Source records
• • • •

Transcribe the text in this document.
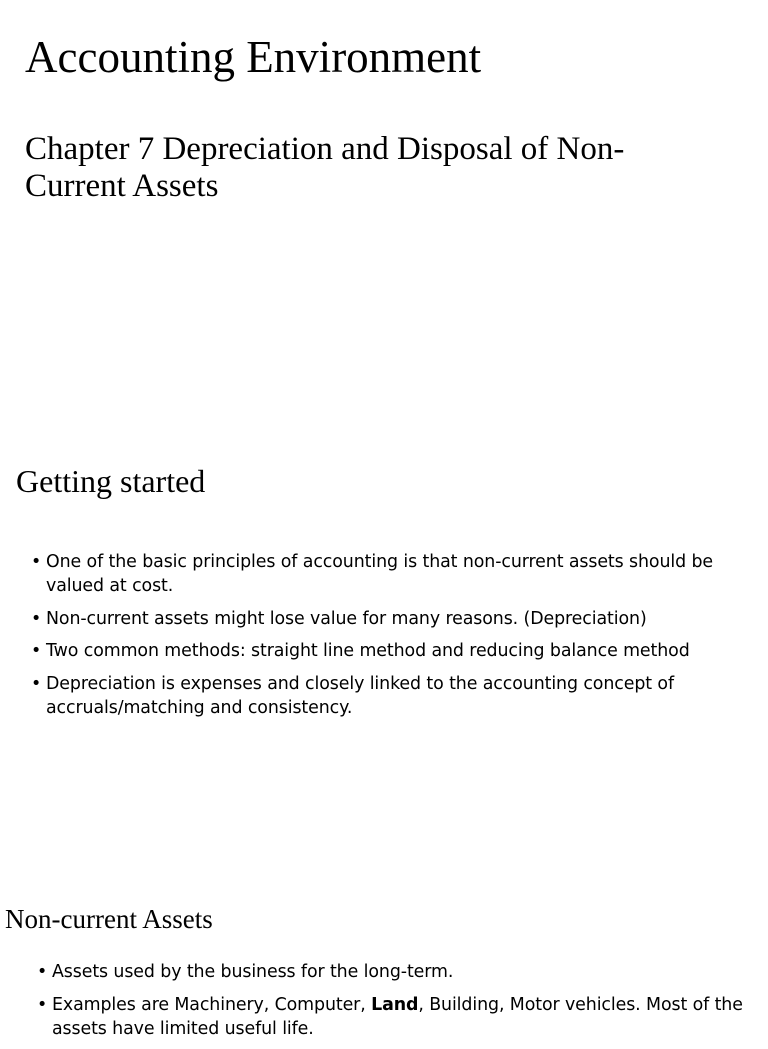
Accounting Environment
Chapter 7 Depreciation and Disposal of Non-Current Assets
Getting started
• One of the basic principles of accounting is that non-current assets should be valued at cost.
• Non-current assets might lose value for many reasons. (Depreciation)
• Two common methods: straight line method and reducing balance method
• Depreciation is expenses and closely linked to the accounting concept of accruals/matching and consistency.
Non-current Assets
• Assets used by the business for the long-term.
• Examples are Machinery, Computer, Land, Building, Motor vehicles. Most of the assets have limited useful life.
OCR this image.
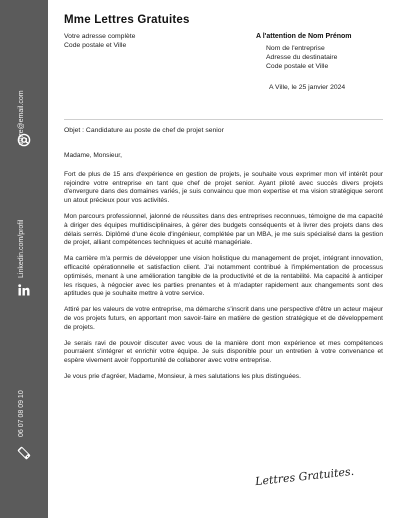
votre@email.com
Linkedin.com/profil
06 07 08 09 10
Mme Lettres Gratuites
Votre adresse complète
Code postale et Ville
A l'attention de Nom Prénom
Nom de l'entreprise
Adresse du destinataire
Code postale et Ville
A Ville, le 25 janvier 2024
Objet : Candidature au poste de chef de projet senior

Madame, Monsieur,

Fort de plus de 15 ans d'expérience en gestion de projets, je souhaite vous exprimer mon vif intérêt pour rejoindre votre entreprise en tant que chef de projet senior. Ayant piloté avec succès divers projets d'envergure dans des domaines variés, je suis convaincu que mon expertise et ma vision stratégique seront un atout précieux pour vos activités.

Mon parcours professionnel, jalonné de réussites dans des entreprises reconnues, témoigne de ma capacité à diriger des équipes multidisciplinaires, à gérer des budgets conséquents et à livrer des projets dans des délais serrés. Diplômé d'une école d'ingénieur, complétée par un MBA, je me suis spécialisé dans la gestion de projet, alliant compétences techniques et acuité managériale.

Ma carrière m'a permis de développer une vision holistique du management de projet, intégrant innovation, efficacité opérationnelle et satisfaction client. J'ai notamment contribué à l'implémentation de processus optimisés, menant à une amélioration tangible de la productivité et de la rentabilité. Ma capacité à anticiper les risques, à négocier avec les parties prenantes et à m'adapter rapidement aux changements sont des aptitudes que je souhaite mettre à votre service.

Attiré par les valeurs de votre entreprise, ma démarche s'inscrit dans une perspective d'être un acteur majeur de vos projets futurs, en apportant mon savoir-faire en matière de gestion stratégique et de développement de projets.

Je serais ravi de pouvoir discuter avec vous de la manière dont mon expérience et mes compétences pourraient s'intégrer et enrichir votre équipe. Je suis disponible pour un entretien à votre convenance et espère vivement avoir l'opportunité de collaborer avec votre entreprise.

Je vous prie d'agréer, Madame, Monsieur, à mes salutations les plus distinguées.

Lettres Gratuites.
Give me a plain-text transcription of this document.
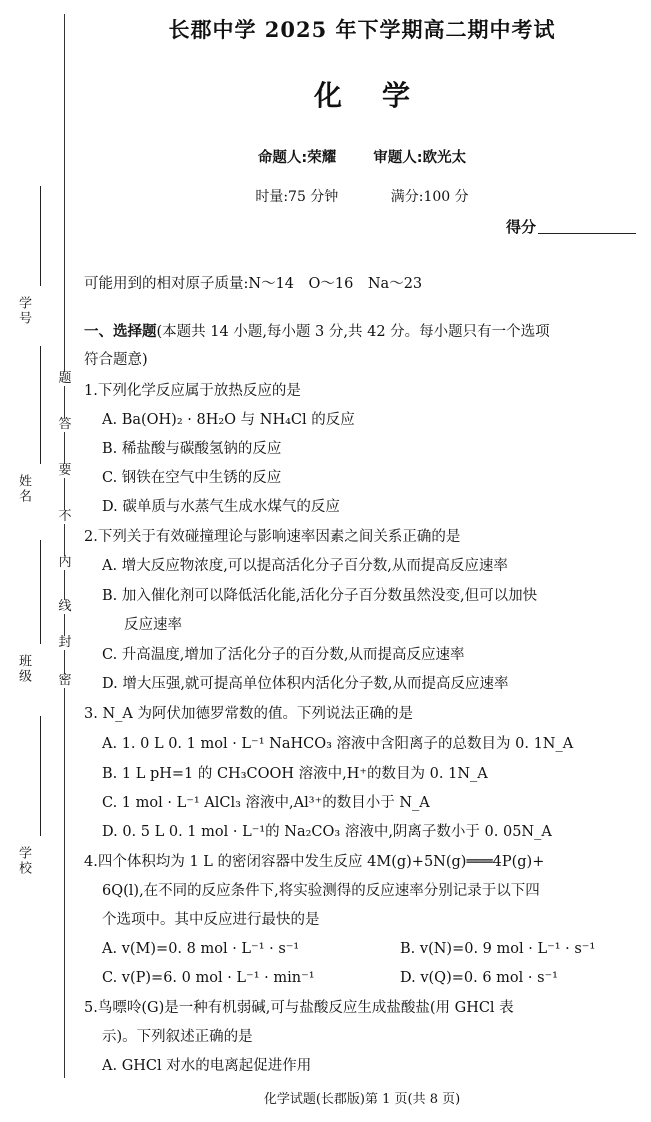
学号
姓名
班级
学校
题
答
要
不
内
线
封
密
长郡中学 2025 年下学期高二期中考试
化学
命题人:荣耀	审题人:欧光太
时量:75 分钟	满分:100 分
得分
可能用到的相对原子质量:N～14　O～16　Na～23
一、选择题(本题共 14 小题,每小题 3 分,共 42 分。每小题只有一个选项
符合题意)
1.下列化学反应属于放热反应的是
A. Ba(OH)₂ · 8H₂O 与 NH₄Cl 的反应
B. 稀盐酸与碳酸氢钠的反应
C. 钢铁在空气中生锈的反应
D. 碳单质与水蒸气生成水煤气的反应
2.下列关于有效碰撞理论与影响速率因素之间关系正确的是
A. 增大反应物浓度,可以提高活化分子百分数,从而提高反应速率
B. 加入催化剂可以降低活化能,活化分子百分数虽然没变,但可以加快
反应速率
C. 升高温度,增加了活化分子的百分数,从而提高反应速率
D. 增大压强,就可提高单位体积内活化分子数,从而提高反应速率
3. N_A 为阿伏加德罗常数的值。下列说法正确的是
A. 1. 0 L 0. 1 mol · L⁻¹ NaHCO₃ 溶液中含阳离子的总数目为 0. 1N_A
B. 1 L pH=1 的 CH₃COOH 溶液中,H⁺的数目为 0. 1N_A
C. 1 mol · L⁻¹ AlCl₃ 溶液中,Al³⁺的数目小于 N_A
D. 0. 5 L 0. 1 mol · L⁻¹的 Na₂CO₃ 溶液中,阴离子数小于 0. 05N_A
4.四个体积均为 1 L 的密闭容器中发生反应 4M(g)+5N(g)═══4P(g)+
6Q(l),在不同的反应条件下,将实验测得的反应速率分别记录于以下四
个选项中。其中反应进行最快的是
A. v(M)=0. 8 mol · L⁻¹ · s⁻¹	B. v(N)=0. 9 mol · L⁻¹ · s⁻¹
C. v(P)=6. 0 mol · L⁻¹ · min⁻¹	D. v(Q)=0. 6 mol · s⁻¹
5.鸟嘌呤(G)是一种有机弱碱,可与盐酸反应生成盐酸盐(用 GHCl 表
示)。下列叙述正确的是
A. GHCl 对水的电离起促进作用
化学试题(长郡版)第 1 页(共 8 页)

• • • •

- _Work to be completed_
Look through the material above. Copy each line where the word "plus" appears.

- _Output for this exercise_
Fort de plus de 15 ans d'expérience en gestion de projets, je souhaite vous exprimer mon vif intérêt pour rejoindre votre entreprise en tant que chef de projet senior. Ayant piloté avec succès divers projets d'envergure dans des domaines variés, je suis convaincu que mon expertise et ma vision stratégique seront un atout précieux pour vos activités.
Je vous prie d'agréer, Madame, Monsieur, à mes salutations les plus distinguées.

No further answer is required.